== DATASET CONTENT
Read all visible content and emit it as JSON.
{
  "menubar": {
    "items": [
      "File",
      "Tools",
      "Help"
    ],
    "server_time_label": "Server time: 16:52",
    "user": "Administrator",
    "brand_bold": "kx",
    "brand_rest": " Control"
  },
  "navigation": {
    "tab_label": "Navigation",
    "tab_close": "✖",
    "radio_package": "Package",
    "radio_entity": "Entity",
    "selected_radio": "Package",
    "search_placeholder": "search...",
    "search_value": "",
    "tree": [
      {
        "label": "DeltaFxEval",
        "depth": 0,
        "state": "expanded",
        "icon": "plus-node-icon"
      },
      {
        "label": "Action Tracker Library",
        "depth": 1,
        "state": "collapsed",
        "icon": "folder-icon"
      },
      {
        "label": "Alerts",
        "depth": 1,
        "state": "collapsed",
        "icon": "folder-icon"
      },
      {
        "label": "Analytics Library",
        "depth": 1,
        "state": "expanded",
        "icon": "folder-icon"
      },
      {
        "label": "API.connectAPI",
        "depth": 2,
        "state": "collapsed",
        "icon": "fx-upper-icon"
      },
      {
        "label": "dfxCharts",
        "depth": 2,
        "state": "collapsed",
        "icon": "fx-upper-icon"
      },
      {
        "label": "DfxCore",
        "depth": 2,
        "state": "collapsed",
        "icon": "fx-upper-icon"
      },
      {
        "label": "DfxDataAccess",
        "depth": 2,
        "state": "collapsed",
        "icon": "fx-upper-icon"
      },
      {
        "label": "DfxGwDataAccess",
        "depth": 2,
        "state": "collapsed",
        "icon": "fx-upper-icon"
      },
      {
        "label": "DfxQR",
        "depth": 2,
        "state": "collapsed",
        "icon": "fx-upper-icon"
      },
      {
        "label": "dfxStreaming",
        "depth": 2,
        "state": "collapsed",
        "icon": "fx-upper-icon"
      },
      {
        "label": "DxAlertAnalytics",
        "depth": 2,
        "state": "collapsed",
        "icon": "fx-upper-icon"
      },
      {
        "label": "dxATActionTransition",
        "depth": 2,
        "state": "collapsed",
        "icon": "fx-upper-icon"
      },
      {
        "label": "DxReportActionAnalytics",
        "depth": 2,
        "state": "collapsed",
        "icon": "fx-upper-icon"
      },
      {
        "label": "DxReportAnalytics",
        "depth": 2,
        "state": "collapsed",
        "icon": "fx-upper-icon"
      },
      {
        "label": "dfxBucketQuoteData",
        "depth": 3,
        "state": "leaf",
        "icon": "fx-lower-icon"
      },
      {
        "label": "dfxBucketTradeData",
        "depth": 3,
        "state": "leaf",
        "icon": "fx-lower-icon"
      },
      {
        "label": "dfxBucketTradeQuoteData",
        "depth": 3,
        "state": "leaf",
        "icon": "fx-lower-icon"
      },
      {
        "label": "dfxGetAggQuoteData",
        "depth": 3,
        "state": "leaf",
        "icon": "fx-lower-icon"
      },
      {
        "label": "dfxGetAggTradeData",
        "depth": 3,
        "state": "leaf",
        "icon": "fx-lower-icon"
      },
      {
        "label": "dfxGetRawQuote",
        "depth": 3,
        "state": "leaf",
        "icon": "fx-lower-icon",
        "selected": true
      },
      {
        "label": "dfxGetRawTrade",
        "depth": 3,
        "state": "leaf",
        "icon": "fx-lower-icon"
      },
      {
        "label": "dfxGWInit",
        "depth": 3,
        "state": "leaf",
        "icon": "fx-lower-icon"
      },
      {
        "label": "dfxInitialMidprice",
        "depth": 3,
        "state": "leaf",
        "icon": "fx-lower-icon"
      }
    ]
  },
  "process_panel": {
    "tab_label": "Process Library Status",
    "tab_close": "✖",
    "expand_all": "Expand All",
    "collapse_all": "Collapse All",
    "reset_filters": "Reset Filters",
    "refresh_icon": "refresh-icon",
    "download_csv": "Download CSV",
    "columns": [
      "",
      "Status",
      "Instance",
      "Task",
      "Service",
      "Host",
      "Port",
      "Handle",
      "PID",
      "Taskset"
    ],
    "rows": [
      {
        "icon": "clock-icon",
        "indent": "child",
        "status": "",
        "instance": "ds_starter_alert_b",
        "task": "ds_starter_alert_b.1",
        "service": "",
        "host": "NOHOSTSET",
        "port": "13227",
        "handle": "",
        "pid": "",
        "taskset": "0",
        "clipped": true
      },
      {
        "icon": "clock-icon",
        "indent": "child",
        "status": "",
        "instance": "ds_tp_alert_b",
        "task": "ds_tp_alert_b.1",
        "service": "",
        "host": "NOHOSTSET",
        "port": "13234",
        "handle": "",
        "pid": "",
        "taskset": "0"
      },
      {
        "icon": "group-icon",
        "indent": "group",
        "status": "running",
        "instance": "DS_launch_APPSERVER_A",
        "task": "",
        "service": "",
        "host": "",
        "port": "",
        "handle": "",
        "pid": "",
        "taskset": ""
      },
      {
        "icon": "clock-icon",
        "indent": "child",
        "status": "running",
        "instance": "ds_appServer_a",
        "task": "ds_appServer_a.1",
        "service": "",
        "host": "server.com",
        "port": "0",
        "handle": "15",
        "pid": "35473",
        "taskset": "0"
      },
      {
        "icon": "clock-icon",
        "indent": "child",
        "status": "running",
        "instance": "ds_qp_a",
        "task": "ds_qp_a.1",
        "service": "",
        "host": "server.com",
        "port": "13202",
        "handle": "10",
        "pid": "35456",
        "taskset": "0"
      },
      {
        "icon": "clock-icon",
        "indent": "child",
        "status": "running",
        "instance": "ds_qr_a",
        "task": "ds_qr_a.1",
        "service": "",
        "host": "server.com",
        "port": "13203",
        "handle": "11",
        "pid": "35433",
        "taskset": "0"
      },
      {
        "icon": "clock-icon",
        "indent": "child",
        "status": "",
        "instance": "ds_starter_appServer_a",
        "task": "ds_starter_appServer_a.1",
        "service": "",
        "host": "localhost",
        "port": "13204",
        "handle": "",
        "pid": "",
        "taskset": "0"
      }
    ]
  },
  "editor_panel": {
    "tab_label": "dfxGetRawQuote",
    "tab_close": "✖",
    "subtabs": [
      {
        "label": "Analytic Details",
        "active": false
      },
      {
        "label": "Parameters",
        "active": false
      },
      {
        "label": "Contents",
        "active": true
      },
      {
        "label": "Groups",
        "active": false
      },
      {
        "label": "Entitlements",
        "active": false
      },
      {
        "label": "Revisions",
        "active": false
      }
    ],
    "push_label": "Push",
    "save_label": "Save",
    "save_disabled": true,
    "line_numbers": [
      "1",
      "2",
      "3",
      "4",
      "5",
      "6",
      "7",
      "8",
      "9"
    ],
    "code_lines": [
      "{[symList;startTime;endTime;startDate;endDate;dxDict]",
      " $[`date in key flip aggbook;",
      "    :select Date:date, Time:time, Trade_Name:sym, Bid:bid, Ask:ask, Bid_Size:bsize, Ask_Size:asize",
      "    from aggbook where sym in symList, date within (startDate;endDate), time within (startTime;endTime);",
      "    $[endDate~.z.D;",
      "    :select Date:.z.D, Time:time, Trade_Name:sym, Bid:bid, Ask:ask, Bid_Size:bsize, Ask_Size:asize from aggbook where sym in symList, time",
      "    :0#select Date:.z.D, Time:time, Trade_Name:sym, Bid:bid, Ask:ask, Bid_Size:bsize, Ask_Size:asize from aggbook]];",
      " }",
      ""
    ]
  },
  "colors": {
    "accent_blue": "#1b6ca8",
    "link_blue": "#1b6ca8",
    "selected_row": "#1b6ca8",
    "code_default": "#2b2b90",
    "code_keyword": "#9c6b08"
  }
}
====
▶ TASK BRIEF:
Print again each line of the listing above, exactly as it appears.

▶ REPLY TO THE TASK:
Read all visible content and emit it as JSON.
{
  "menubar": {
    "items": [
      "File",
      "Tools",
      "Help"
    ],
    "server_time_label": "Server time: 16:52",
    "user": "Administrator",
    "brand_bold": "kx",
    "brand_rest": " Control"
  },
  "navigation": {
    "tab_label": "Navigation",
    "tab_close": "✖",
    "radio_package": "Package",
    "radio_entity": "Entity",
    "selected_radio": "Package",
    "search_placeholder": "search...",
    "search_value": "",
    "tree": [
      {
        "label": "DeltaFxEval",
        "depth": 0,
        "state": "expanded",
        "icon": "plus-node-icon"
      },
      {
        "label": "Action Tracker Library",
        "depth": 1,
        "state": "collapsed",
        "icon": "folder-icon"
      },
      {
        "label": "Alerts",
        "depth": 1,
        "state": "collapsed",
        "icon": "folder-icon"
      },
      {
        "label": "Analytics Library",
        "depth": 1,
        "state": "expanded",
        "icon": "folder-icon"
      },
      {
        "label": "API.connectAPI",
        "depth": 2,
        "state": "collapsed",
        "icon": "fx-upper-icon"
      },
      {
        "label": "dfxCharts",
        "depth": 2,
        "state": "collapsed",
        "icon": "fx-upper-icon"
      },
      {
        "label": "DfxCore",
        "depth": 2,
        "state": "collapsed",
        "icon": "fx-upper-icon"
      },
      {
        "label": "DfxDataAccess",
        "depth": 2,
        "state": "collapsed",
        "icon": "fx-upper-icon"
      },
      {
        "label": "DfxGwDataAccess",
        "depth": 2,
        "state": "collapsed",
        "icon": "fx-upper-icon"
      },
      {
        "label": "DfxQR",
        "depth": 2,
        "state": "collapsed",
        "icon": "fx-upper-icon"
      },
      {
        "label": "dfxStreaming",
        "depth": 2,
        "state": "collapsed",
        "icon": "fx-upper-icon"
      },
      {
        "label": "DxAlertAnalytics",
        "depth": 2,
        "state": "collapsed",
        "icon": "fx-upper-icon"
      },
      {
        "label": "dxATActionTransition",
        "depth": 2,
        "state": "collapsed",
        "icon": "fx-upper-icon"
      },
      {
        "label": "DxReportActionAnalytics",
        "depth": 2,
        "state": "collapsed",
        "icon": "fx-upper-icon"
      },
      {
        "label": "DxReportAnalytics",
        "depth": 2,
        "state": "collapsed",
        "icon": "fx-upper-icon"
      },
      {
        "label": "dfxBucketQuoteData",
        "depth": 3,
        "state": "leaf",
        "icon": "fx-lower-icon"
      },
      {
        "label": "dfxBucketTradeData",
        "depth": 3,
        "state": "leaf",
        "icon": "fx-lower-icon"
      },
      {
        "label": "dfxBucketTradeQuoteData",
        "depth": 3,
        "state": "leaf",
        "icon": "fx-lower-icon"
      },
      {
        "label": "dfxGetAggQuoteData",
        "depth": 3,
        "state": "leaf",
        "icon": "fx-lower-icon"
      },
      {
        "label": "dfxGetAggTradeData",
        "depth": 3,
        "state": "leaf",
        "icon": "fx-lower-icon"
      },
      {
        "label": "dfxGetRawQuote",
        "depth": 3,
        "state": "leaf",
        "icon": "fx-lower-icon",
        "selected": true
      },
      {
        "label": "dfxGetRawTrade",
        "depth": 3,
        "state": "leaf",
        "icon": "fx-lower-icon"
      },
      {
        "label": "dfxGWInit",
        "depth": 3,
        "state": "leaf",
        "icon": "fx-lower-icon"
      },
      {
        "label": "dfxInitialMidprice",
        "depth": 3,
        "state": "leaf",
        "icon": "fx-lower-icon"
      }
    ]
  },
  "process_panel": {
    "tab_label": "Process Library Status",
    "tab_close": "✖",
    "expand_all": "Expand All",
    "collapse_all": "Collapse All",
    "reset_filters": "Reset Filters",
    "refresh_icon": "refresh-icon",
    "download_csv": "Download CSV",
    "columns": [
      "",
      "Status",
      "Instance",
      "Task",
      "Service",
      "Host",
      "Port",
      "Handle",
      "PID",
      "Taskset"
    ],
    "rows": [
      {
        "icon": "clock-icon",
        "indent": "child",
        "status": "",
        "instance": "ds_starter_alert_b",
        "task": "ds_starter_alert_b.1",
        "service": "",
        "host": "NOHOSTSET",
        "port": "13227",
        "handle": "",
        "pid": "",
        "taskset": "0",
        "clipped": true
      },
      {
        "icon": "clock-icon",
        "indent": "child",
        "status": "",
        "instance": "ds_tp_alert_b",
        "task": "ds_tp_alert_b.1",
        "service": "",
        "host": "NOHOSTSET",
        "port": "13234",
        "handle": "",
        "pid": "",
        "taskset": "0"
      },
      {
        "icon": "group-icon",
        "indent": "group",
        "status": "running",
        "instance": "DS_launch_APPSERVER_A",
        "task": "",
        "service": "",
        "host": "",
        "port": "",
        "handle": "",
        "pid": "",
        "taskset": ""
      },
      {
        "icon": "clock-icon",
        "indent": "child",
        "status": "running",
        "instance": "ds_appServer_a",
        "task": "ds_appServer_a.1",
        "service": "",
        "host": "server.com",
        "port": "0",
        "handle": "15",
        "pid": "35473",
        "taskset": "0"
      },
      {
        "icon": "clock-icon",
        "indent": "child",
        "status": "running",
        "instance": "ds_qp_a",
        "task": "ds_qp_a.1",
        "service": "",
        "host": "server.com",
        "port": "13202",
        "handle": "10",
        "pid": "35456",
        "taskset": "0"
      },
      {
        "icon": "clock-icon",
        "indent": "child",
        "status": "running",
        "instance": "ds_qr_a",
        "task": "ds_qr_a.1",
        "service": "",
        "host": "server.com",
        "port": "13203",
        "handle": "11",
        "pid": "35433",
        "taskset": "0"
      },
      {
        "icon": "clock-icon",
        "indent": "child",
        "status": "",
        "instance": "ds_starter_appServer_a",
        "task": "ds_starter_appServer_a.1",
        "service": "",
        "host": "localhost",
        "port": "13204",
        "handle": "",
        "pid": "",
        "taskset": "0"
      }
    ]
  },
  "editor_panel": {
    "tab_label": "dfxGetRawQuote",
    "tab_close": "✖",
    "subtabs": [
      {
        "label": "Analytic Details",
        "active": false
      },
      {
        "label": "Parameters",
        "active": false
      },
      {
        "label": "Contents",
        "active": true
      },
      {
        "label": "Groups",
        "active": false
      },
      {
        "label": "Entitlements",
        "active": false
      },
      {
        "label": "Revisions",
        "active": false
      }
    ],
    "push_label": "Push",
    "save_label": "Save",
    "save_disabled": true,
    "line_numbers": [
      "1",
      "2",
      "3",
      "4",
      "5",
      "6",
      "7",
      "8",
      "9"
    ],
    "code_lines": [
      "{[symList;startTime;endTime;startDate;endDate;dxDict]",
      " $[`date in key flip aggbook;",
      "    :select Date:date, Time:time, Trade_Name:sym, Bid:bid, Ask:ask, Bid_Size:bsize, Ask_Size:asize",
      "    from aggbook where sym in symList, date within (startDate;endDate), time within (startTime;endTime);",
      "    $[endDate~.z.D;",
      "    :select Date:.z.D, Time:time, Trade_Name:sym, Bid:bid, Ask:ask, Bid_Size:bsize, Ask_Size:asize from aggbook where sym in symList, time",
      "    :0#select Date:.z.D, Time:time, Trade_Name:sym, Bid:bid, Ask:ask, Bid_Size:bsize, Ask_Size:asize from aggbook]];",
      " }",
      ""
    ]
  },
  "colors": {
    "accent_blue": "#1b6ca8",
    "link_blue": "#1b6ca8",
    "selected_row": "#1b6ca8",
    "code_default": "#2b2b90",
    "code_keyword": "#9c6b08"
  }
}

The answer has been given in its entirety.